> [PROBLEM]
Write the records out again exactly, leaving no images in.

┏━━

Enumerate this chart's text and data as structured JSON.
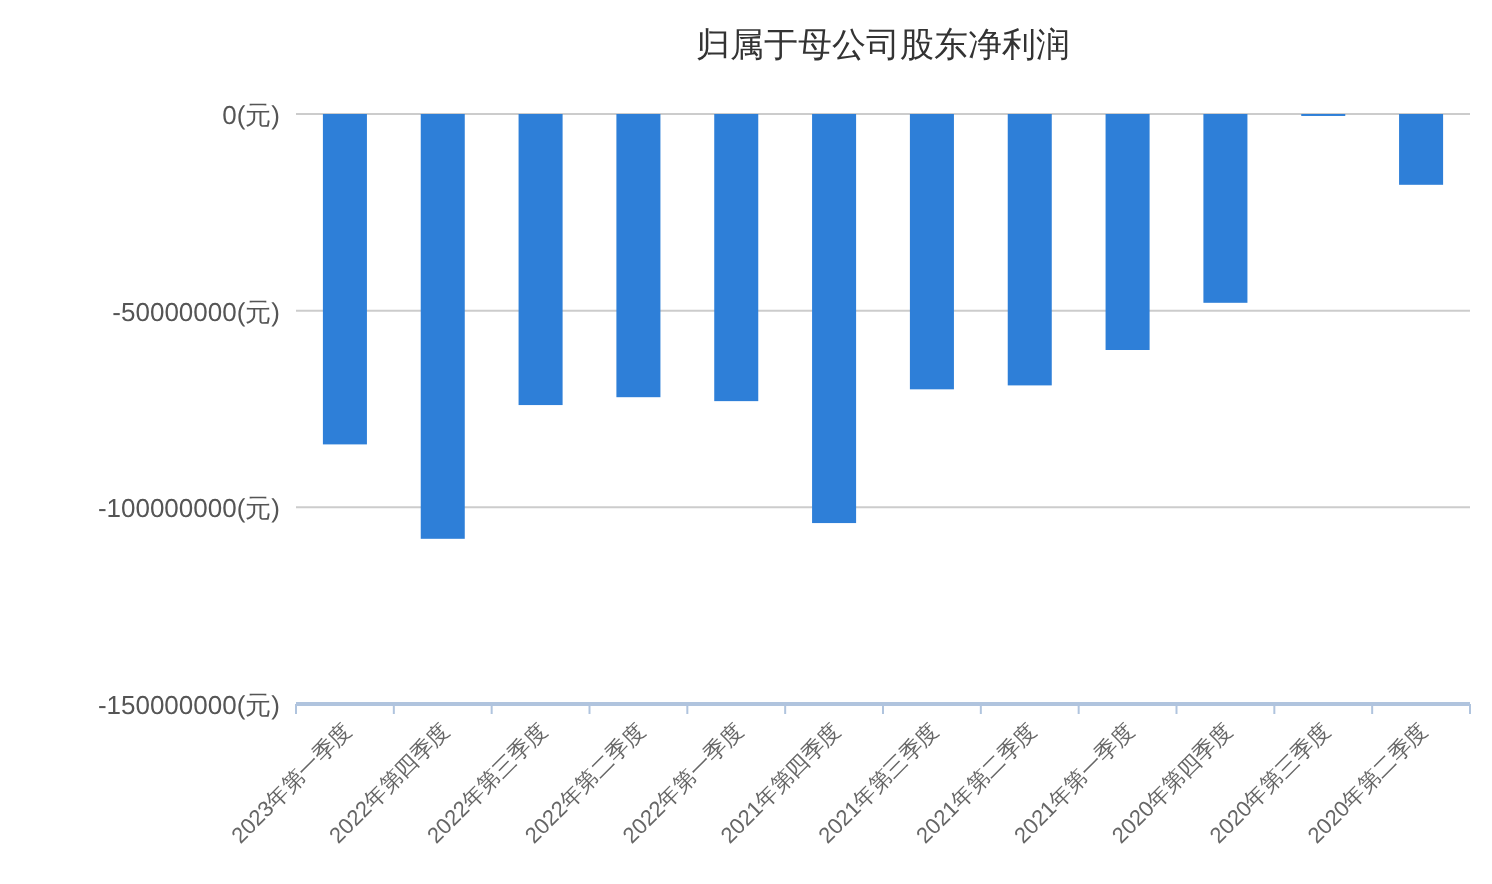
{
  "chart_data": {
    "type": "bar",
    "title": "归属于母公司股东净利润",
    "categories": [
      "2023年第一季度",
      "2022年第四季度",
      "2022年第三季度",
      "2022年第二季度",
      "2022年第一季度",
      "2021年第四季度",
      "2021年第三季度",
      "2021年第二季度",
      "2021年第一季度",
      "2020年第四季度",
      "2020年第三季度",
      "2020年第二季度"
    ],
    "values": [
      -84000000,
      -108000000,
      -74000000,
      -72000000,
      -73000000,
      -104000000,
      -70000000,
      -69000000,
      -60000000,
      -48000000,
      -500000,
      -18000000
    ],
    "color": "#2e7fd8",
    "ylim": [
      -150000000,
      0
    ],
    "yticks": [
      {
        "value": 0,
        "label": "0(元)"
      },
      {
        "value": -50000000,
        "label": "-50000000(元)"
      },
      {
        "value": -100000000,
        "label": "-100000000(元)"
      },
      {
        "value": -150000000,
        "label": "-150000000(元)"
      }
    ],
    "grid": "y"
  }
}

┗━━

> [TASK RESPONSE]
Enumerate this chart's text and data as structured JSON.
{
  "chart_data": {
    "type": "bar",
    "title": "归属于母公司股东净利润",
    "categories": [
      "2023年第一季度",
      "2022年第四季度",
      "2022年第三季度",
      "2022年第二季度",
      "2022年第一季度",
      "2021年第四季度",
      "2021年第三季度",
      "2021年第二季度",
      "2021年第一季度",
      "2020年第四季度",
      "2020年第三季度",
      "2020年第二季度"
    ],
    "values": [
      -84000000,
      -108000000,
      -74000000,
      -72000000,
      -73000000,
      -104000000,
      -70000000,
      -69000000,
      -60000000,
      -48000000,
      -500000,
      -18000000
    ],
    "color": "#2e7fd8",
    "ylim": [
      -150000000,
      0
    ],
    "yticks": [
      {
        "value": 0,
        "label": "0(元)"
      },
      {
        "value": -50000000,
        "label": "-50000000(元)"
      },
      {
        "value": -100000000,
        "label": "-100000000(元)"
      },
      {
        "value": -150000000,
        "label": "-150000000(元)"
      }
    ],
    "grid": "y"
  }
}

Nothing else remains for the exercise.